* BEGIN Exercise input *

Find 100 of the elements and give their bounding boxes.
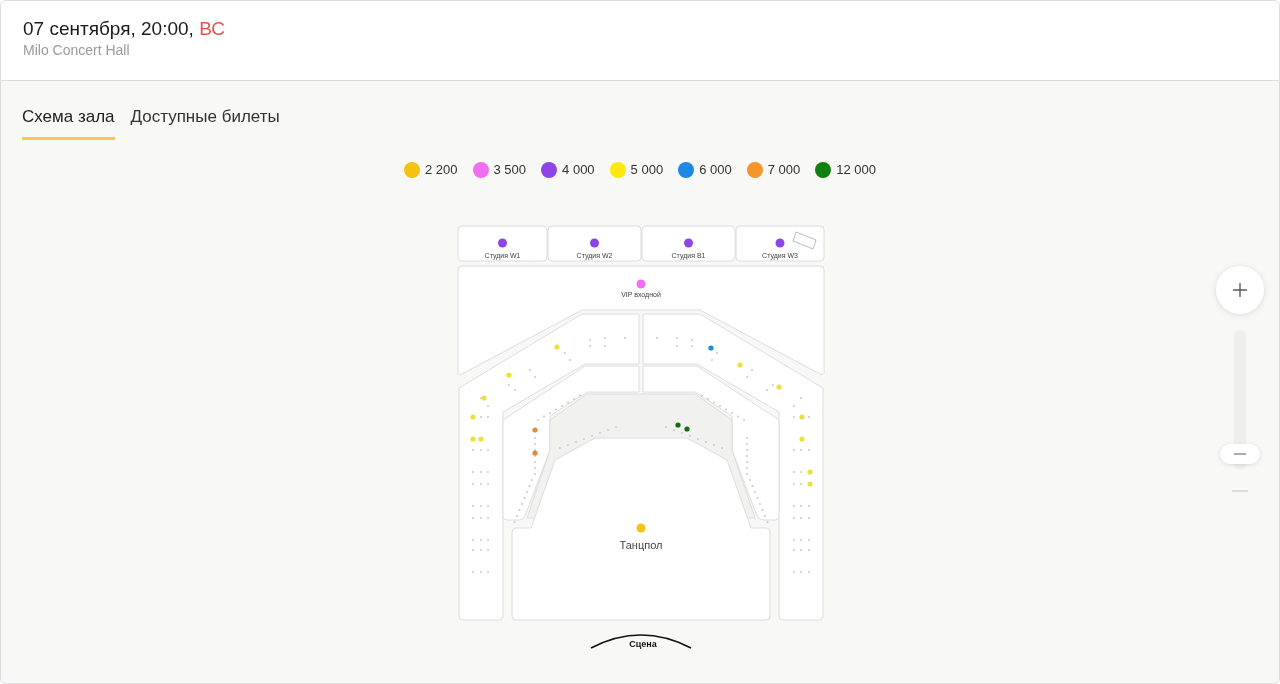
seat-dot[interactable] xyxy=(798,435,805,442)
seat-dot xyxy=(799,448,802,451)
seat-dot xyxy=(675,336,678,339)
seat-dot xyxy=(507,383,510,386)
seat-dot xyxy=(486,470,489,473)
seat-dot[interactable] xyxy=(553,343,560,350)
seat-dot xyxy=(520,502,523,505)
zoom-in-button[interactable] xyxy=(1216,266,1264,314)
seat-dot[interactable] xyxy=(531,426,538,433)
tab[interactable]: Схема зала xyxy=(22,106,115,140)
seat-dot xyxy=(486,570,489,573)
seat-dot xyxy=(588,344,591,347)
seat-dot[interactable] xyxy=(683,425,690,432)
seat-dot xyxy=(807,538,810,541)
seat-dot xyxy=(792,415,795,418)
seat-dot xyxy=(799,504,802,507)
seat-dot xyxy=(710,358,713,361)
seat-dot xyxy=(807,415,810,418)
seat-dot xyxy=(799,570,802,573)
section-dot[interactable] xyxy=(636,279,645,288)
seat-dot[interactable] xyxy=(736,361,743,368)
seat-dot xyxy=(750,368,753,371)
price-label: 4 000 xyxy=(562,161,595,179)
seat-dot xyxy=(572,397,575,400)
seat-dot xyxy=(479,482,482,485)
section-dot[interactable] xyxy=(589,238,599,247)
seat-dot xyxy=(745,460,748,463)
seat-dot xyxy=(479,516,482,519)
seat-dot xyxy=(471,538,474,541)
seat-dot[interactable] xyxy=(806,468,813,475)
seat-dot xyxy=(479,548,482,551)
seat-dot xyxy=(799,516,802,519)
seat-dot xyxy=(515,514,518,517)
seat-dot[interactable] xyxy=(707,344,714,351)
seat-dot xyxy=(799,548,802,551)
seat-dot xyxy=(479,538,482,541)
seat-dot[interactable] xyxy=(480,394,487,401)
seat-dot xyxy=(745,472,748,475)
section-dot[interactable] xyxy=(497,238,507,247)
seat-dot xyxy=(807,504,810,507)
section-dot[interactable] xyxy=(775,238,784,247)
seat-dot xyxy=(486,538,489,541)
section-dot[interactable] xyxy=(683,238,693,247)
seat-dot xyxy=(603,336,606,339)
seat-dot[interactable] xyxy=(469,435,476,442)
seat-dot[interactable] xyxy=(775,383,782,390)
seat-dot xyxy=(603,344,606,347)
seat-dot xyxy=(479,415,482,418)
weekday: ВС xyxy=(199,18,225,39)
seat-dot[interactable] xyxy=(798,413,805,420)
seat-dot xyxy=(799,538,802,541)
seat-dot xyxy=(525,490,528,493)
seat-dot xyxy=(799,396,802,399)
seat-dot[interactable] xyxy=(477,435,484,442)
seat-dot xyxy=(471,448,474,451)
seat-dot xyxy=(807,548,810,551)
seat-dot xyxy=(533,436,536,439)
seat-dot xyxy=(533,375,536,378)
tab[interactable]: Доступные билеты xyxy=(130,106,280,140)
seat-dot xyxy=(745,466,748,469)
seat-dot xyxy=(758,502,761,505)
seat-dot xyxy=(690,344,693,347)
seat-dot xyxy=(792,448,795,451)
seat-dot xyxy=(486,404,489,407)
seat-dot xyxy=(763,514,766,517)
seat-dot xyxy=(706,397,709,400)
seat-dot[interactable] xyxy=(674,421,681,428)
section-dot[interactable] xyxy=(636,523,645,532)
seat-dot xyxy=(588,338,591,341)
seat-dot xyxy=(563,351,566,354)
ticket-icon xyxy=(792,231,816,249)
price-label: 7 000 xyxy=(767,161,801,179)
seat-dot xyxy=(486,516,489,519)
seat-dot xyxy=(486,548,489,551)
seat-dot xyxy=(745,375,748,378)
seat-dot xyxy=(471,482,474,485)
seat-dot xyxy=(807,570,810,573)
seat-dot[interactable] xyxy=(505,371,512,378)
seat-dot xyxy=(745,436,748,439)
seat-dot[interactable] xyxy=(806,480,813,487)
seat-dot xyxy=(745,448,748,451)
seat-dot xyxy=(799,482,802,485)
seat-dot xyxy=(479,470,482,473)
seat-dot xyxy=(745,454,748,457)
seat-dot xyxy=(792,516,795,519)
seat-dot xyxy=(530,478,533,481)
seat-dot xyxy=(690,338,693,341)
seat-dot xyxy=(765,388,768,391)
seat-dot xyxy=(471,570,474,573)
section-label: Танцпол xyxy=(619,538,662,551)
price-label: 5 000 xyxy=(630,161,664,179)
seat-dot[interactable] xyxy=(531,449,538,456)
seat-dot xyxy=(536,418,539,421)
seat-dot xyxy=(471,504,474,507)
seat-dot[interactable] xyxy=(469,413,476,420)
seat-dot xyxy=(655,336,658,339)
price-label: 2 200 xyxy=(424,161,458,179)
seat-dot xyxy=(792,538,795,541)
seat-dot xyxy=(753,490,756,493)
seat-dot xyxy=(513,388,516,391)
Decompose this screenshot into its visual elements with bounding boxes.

* END Exercise input *

Given request
Put the material above into a Markdown table with the columns Row and Line, numbering each line and leaving out blank lines and the pictures.

Response below
| Row | Line |
|---|---|
| 1 | Find 100 of the elements and give their bounding boxes. |
| 2 | seat-dot[interactable] xyxy=(798,435,805,442) |
| 3 | seat-dot xyxy=(799,448,802,451) |
| 4 | seat-dot xyxy=(675,336,678,339) |
| 5 | seat-dot xyxy=(507,383,510,386) |
| 6 | seat-dot xyxy=(486,470,489,473) |
| 7 | seat-dot[interactable] xyxy=(553,343,560,350) |
| 8 | seat-dot xyxy=(520,502,523,505) |
| 9 | zoom-in-button[interactable] xyxy=(1216,266,1264,314) |
| 10 | seat-dot[interactable] xyxy=(531,426,538,433) |
| 11 | tab[interactable]: Схема зала xyxy=(22,106,115,140) |
| 12 | seat-dot xyxy=(486,570,489,573) |
| 13 | seat-dot xyxy=(588,344,591,347) |
| 14 | seat-dot[interactable] xyxy=(683,425,690,432) |
| 15 | seat-dot xyxy=(807,538,810,541) |
| 16 | seat-dot xyxy=(792,415,795,418) |
| 17 | seat-dot xyxy=(799,504,802,507) |
| 18 | seat-dot xyxy=(710,358,713,361) |
| 19 | seat-dot xyxy=(807,415,810,418) |
| 20 | seat-dot xyxy=(799,570,802,573) |
| 21 | section-dot[interactable] xyxy=(636,279,645,288) |
| 22 | seat-dot[interactable] xyxy=(736,361,743,368) |
| 23 | seat-dot xyxy=(750,368,753,371) |
| 24 | price-label: 4 000 xyxy=(562,161,595,179) |
| 25 | seat-dot xyxy=(572,397,575,400) |
| 26 | seat-dot xyxy=(479,482,482,485) |
| 27 | section-dot[interactable] xyxy=(589,238,599,247) |
| 28 | seat-dot xyxy=(745,460,748,463) |
| 29 | seat-dot xyxy=(479,516,482,519) |
| 30 | seat-dot xyxy=(471,538,474,541) |
| 31 | seat-dot[interactable] xyxy=(806,468,813,475) |
| 32 | seat-dot xyxy=(479,548,482,551) |
| 33 | seat-dot xyxy=(799,516,802,519) |
| 34 | seat-dot xyxy=(515,514,518,517) |
| 35 | seat-dot[interactable] xyxy=(707,344,714,351) |
| 36 | seat-dot xyxy=(799,548,802,551) |
| 37 | seat-dot xyxy=(479,538,482,541) |
| 38 | seat-dot[interactable] xyxy=(480,394,487,401) |
| 39 | seat-dot xyxy=(745,472,748,475) |
| 40 | section-dot[interactable] xyxy=(497,238,507,247) |
| 41 | seat-dot xyxy=(807,504,810,507) |
| 42 | section-dot[interactable] xyxy=(775,238,784,247) |
| 43 | seat-dot xyxy=(486,538,489,541) |
| 44 | section-dot[interactable] xyxy=(683,238,693,247) |
| 45 | seat-dot xyxy=(603,336,606,339) |
| 46 | seat-dot[interactable] xyxy=(469,435,476,442) |
| 47 | seat-dot[interactable] xyxy=(775,383,782,390) |
| 48 | seat-dot xyxy=(603,344,606,347) |
| 49 | seat-dot xyxy=(479,415,482,418) |
| 50 | weekday: ВС xyxy=(199,18,225,39) |
| 51 | seat-dot[interactable] xyxy=(798,413,805,420) |
| 52 | seat-dot xyxy=(799,538,802,541) |
| 53 | seat-dot xyxy=(525,490,528,493) |
| 54 | seat-dot xyxy=(799,396,802,399) |
| 55 | seat-dot[interactable] xyxy=(477,435,484,442) |
| 56 | seat-dot xyxy=(471,448,474,451) |
| 57 | seat-dot xyxy=(807,548,810,551) |
| 58 | seat-dot xyxy=(533,436,536,439) |
| 59 | seat-dot xyxy=(533,375,536,378) |
| 60 | tab[interactable]: Доступные билеты xyxy=(130,106,280,140) |
| 61 | seat-dot xyxy=(745,466,748,469) |
| 62 | seat-dot xyxy=(758,502,761,505) |
| 63 | seat-dot xyxy=(690,344,693,347) |
| 64 | seat-dot xyxy=(792,448,795,451) |
| 65 | seat-dot xyxy=(486,404,489,407) |
| 66 | seat-dot xyxy=(763,514,766,517) |
| 67 | seat-dot xyxy=(706,397,709,400) |
| 68 | seat-dot[interactable] xyxy=(674,421,681,428) |
| 69 | section-dot[interactable] xyxy=(636,523,645,532) |
| 70 | seat-dot xyxy=(588,338,591,341) |
| 71 | seat-dot xyxy=(563,351,566,354) |
| 72 | ticket-icon xyxy=(792,231,816,249) |
| 73 | price-label: 7 000 xyxy=(767,161,801,179) |
| 74 | seat-dot xyxy=(486,516,489,519) |
| 75 | seat-dot xyxy=(486,548,489,551) |
| 76 | seat-dot xyxy=(745,375,748,378) |
| 77 | seat-dot xyxy=(471,482,474,485) |
| 78 | seat-dot xyxy=(807,570,810,573) |
| 79 | seat-dot[interactable] xyxy=(505,371,512,378) |
| 80 | seat-dot xyxy=(745,436,748,439) |
| 81 | seat-dot[interactable] xyxy=(806,480,813,487) |
| 82 | seat-dot xyxy=(745,448,748,451) |
| 83 | seat-dot xyxy=(799,482,802,485) |
| 84 | seat-dot xyxy=(479,470,482,473) |
| 85 | seat-dot xyxy=(745,454,748,457) |
| 86 | seat-dot xyxy=(792,516,795,519) |
| 87 | seat-dot xyxy=(530,478,533,481) |
| 88 | seat-dot xyxy=(690,338,693,341) |
| 89 | seat-dot xyxy=(765,388,768,391) |
| 90 | seat-dot xyxy=(471,570,474,573) |
| 91 | section-label: Танцпол xyxy=(619,538,662,551) |
| 92 | price-label: 5 000 xyxy=(630,161,664,179) |
| 93 | seat-dot[interactable] xyxy=(531,449,538,456) |
| 94 | seat-dot xyxy=(536,418,539,421) |
| 95 | seat-dot xyxy=(471,504,474,507) |
| 96 | seat-dot[interactable] xyxy=(469,413,476,420) |
| 97 | seat-dot xyxy=(655,336,658,339) |
| 98 | price-label: 2 200 xyxy=(424,161,458,179) |
| 99 | seat-dot xyxy=(792,538,795,541) |
| 100 | seat-dot xyxy=(753,490,756,493) |
| 101 | seat-dot xyxy=(513,388,516,391) |
| 102 | Decompose this screenshot into its visual elements with bounding boxes. |